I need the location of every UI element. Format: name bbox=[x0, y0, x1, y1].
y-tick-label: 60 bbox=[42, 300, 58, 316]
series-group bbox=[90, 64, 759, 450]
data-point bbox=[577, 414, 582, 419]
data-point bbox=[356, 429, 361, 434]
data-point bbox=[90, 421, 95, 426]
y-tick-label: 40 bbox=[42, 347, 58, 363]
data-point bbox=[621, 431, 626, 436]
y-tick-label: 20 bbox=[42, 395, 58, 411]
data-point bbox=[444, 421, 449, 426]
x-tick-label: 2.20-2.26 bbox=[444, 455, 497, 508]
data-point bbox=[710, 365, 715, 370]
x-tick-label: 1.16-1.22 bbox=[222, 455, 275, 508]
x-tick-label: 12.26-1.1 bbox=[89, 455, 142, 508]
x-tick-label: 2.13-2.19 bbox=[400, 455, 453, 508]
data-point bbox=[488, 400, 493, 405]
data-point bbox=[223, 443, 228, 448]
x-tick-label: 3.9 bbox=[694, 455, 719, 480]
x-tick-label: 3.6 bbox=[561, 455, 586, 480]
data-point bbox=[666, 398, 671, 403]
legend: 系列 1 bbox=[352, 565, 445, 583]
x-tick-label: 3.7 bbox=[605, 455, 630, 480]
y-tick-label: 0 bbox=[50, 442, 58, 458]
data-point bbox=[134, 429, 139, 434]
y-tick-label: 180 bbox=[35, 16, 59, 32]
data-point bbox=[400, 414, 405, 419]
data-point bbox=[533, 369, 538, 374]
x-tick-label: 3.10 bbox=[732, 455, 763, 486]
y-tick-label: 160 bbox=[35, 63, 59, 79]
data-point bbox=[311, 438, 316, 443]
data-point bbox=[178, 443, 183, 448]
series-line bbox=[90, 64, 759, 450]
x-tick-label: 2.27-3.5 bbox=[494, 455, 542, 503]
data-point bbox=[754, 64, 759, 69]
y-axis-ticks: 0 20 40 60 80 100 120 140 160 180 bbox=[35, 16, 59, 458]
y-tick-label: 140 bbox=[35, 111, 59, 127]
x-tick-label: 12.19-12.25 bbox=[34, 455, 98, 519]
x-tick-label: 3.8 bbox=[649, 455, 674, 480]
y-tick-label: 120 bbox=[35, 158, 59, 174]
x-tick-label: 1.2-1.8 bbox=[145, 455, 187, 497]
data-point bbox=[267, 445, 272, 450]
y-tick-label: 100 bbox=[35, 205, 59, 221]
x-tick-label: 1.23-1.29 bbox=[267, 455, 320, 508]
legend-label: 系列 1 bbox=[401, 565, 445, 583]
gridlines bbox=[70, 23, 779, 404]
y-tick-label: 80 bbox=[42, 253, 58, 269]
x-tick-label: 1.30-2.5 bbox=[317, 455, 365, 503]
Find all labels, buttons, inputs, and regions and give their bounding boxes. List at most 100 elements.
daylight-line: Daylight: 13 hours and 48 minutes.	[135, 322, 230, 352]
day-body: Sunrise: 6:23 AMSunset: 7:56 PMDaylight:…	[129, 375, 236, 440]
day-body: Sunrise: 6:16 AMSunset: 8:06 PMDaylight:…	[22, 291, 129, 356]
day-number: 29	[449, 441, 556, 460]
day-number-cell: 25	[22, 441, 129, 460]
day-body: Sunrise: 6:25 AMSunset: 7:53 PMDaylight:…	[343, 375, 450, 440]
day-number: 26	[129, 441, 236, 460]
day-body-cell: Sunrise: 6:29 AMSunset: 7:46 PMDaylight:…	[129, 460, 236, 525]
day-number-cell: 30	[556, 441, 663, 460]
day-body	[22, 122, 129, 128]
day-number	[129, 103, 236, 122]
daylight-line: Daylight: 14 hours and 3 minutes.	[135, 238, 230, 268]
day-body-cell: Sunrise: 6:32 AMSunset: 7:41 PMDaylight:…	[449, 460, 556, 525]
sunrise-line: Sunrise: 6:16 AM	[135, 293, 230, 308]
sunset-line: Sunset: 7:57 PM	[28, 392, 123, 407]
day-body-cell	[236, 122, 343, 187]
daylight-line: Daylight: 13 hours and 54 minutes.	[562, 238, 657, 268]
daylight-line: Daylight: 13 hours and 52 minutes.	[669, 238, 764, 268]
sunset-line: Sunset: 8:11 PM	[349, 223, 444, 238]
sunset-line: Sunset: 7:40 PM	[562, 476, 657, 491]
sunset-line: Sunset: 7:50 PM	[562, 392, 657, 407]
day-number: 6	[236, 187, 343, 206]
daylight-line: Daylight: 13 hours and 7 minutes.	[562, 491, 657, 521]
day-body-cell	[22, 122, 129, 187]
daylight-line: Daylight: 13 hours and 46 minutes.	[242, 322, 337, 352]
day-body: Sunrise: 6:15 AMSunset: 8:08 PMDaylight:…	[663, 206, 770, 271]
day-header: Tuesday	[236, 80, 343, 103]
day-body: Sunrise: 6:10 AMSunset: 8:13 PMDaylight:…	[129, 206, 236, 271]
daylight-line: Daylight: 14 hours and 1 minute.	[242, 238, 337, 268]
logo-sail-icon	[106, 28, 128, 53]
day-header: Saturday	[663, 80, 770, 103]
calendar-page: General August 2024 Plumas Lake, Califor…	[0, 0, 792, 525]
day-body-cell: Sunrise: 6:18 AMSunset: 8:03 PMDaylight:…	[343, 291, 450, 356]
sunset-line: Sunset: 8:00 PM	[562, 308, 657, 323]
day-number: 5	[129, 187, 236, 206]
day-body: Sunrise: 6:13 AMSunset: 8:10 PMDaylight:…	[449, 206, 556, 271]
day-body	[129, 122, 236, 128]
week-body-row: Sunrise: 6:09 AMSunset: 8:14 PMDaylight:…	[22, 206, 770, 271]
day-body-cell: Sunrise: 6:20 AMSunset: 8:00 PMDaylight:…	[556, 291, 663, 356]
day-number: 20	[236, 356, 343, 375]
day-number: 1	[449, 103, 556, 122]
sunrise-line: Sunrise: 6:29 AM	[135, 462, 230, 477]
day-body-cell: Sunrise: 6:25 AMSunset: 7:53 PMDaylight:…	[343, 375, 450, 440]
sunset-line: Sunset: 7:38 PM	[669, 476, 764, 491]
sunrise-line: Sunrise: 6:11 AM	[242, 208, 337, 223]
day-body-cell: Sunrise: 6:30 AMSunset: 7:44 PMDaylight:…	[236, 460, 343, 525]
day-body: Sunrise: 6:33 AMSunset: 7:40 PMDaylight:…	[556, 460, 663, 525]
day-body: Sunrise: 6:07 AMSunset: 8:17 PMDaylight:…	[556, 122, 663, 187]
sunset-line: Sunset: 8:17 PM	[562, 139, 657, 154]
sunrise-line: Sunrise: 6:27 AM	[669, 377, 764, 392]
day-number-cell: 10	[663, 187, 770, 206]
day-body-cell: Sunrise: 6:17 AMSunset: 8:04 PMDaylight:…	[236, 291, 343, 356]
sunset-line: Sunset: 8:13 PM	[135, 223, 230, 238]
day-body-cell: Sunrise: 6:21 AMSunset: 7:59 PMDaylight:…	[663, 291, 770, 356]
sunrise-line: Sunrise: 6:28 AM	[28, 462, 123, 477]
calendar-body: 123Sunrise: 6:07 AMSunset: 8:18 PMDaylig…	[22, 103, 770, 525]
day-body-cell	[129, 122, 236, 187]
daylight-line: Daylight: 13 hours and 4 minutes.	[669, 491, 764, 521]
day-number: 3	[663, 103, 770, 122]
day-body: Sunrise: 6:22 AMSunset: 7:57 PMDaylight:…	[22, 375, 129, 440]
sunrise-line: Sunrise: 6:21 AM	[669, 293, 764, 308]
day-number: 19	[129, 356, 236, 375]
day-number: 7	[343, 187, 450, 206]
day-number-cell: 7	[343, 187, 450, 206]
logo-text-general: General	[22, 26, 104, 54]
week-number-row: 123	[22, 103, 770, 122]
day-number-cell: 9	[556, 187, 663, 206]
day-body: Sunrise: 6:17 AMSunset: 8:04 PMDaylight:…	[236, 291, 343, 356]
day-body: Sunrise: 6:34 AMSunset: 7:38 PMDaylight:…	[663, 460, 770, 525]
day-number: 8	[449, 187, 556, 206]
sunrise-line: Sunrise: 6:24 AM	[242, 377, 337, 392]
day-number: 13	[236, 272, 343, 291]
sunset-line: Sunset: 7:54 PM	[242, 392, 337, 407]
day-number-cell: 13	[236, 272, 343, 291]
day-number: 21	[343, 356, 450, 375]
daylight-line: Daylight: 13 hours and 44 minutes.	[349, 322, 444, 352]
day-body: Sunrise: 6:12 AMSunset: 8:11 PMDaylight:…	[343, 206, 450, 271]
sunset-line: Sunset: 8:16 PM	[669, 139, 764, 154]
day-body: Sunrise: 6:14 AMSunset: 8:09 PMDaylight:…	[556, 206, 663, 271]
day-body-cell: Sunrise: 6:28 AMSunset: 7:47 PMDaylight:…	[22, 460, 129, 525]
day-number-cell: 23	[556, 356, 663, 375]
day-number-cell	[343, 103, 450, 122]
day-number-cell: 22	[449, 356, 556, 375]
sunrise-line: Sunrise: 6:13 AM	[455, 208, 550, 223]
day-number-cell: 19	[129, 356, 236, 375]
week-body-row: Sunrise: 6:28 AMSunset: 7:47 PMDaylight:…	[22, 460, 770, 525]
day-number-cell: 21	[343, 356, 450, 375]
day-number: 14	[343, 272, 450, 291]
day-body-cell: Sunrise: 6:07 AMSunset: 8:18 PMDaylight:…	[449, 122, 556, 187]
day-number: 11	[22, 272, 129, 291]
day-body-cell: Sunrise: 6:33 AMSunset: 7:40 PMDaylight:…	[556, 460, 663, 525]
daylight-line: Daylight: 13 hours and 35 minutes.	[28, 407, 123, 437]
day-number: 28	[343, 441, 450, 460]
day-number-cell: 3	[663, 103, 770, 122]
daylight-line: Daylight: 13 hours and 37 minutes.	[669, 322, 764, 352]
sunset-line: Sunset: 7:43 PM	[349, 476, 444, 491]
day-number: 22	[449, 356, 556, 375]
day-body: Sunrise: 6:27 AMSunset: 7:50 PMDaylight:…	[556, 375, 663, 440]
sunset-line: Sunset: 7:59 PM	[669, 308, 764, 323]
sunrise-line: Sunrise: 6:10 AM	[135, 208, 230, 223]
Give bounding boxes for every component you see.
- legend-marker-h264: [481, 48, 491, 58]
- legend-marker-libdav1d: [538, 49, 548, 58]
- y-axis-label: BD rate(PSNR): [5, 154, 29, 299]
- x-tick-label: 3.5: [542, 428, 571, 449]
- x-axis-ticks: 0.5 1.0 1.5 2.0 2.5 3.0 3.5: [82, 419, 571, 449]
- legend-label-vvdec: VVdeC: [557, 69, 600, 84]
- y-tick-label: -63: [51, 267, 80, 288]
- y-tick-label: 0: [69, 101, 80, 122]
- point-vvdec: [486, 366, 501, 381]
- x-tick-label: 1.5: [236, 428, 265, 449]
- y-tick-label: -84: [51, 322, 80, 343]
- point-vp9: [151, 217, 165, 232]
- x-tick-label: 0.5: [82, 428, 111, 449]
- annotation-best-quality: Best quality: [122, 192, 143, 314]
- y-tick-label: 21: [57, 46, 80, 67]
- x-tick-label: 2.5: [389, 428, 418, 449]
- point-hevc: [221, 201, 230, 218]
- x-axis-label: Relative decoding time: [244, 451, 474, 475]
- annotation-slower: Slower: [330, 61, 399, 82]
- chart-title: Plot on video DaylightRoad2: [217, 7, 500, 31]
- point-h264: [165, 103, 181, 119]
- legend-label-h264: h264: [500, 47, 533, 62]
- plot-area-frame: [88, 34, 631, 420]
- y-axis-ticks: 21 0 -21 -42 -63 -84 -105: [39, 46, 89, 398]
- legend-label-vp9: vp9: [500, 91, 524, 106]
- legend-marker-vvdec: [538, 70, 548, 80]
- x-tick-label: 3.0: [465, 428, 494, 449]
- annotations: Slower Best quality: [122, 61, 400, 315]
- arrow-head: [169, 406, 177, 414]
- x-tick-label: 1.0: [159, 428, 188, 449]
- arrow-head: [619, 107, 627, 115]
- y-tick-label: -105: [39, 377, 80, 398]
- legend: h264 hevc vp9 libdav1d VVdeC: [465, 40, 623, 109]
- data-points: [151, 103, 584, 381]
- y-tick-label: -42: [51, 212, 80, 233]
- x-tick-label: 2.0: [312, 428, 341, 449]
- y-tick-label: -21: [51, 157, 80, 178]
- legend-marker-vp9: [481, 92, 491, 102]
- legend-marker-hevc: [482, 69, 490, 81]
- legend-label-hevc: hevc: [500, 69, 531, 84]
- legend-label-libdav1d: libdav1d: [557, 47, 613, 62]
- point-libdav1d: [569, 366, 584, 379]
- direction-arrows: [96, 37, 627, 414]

===

> [What needs to be done] Could you print the lines above, starting with the very first one and ending with the line that contains "x-tick-label: 1.30-2.5 bbox=[317, 455, 365, 503]", including both, without any change?

> [Response to the exercise]
I need the location of every UI element. Format: name bbox=[x0, y0, x1, y1].
y-tick-label: 60 bbox=[42, 300, 58, 316]
series-group bbox=[90, 64, 759, 450]
data-point bbox=[577, 414, 582, 419]
data-point bbox=[356, 429, 361, 434]
data-point bbox=[90, 421, 95, 426]
y-tick-label: 40 bbox=[42, 347, 58, 363]
data-point bbox=[621, 431, 626, 436]
y-tick-label: 20 bbox=[42, 395, 58, 411]
data-point bbox=[444, 421, 449, 426]
x-tick-label: 2.20-2.26 bbox=[444, 455, 497, 508]
data-point bbox=[710, 365, 715, 370]
x-tick-label: 1.16-1.22 bbox=[222, 455, 275, 508]
x-tick-label: 12.26-1.1 bbox=[89, 455, 142, 508]
x-tick-label: 2.13-2.19 bbox=[400, 455, 453, 508]
data-point bbox=[488, 400, 493, 405]
data-point bbox=[223, 443, 228, 448]
x-tick-label: 3.9 bbox=[694, 455, 719, 480]
x-tick-label: 3.6 bbox=[561, 455, 586, 480]
data-point bbox=[666, 398, 671, 403]
legend: 系列 1 bbox=[352, 565, 445, 583]
x-tick-label: 3.7 bbox=[605, 455, 630, 480]
y-tick-label: 0 bbox=[50, 442, 58, 458]
data-point bbox=[134, 429, 139, 434]
y-tick-label: 180 bbox=[35, 16, 59, 32]
data-point bbox=[400, 414, 405, 419]
data-point bbox=[533, 369, 538, 374]
x-tick-label: 3.10 bbox=[732, 455, 763, 486]
y-tick-label: 160 bbox=[35, 63, 59, 79]
data-point bbox=[311, 438, 316, 443]
data-point bbox=[178, 443, 183, 448]
series-line bbox=[90, 64, 759, 450]
x-tick-label: 2.27-3.5 bbox=[494, 455, 542, 503]
data-point bbox=[754, 64, 759, 69]
y-axis-ticks: 0 20 40 60 80 100 120 140 160 180 bbox=[35, 16, 59, 458]
y-tick-label: 140 bbox=[35, 111, 59, 127]
x-tick-label: 12.19-12.25 bbox=[34, 455, 98, 519]
x-tick-label: 3.8 bbox=[649, 455, 674, 480]
y-tick-label: 120 bbox=[35, 158, 59, 174]
x-tick-label: 1.2-1.8 bbox=[145, 455, 187, 497]
data-point bbox=[267, 445, 272, 450]
y-tick-label: 100 bbox=[35, 205, 59, 221]
x-tick-label: 1.23-1.29 bbox=[267, 455, 320, 508]
legend-label: 系列 1 bbox=[401, 565, 445, 583]
gridlines bbox=[70, 23, 779, 404]
y-tick-label: 80 bbox=[42, 253, 58, 269]
x-tick-label: 1.30-2.5 bbox=[317, 455, 365, 503]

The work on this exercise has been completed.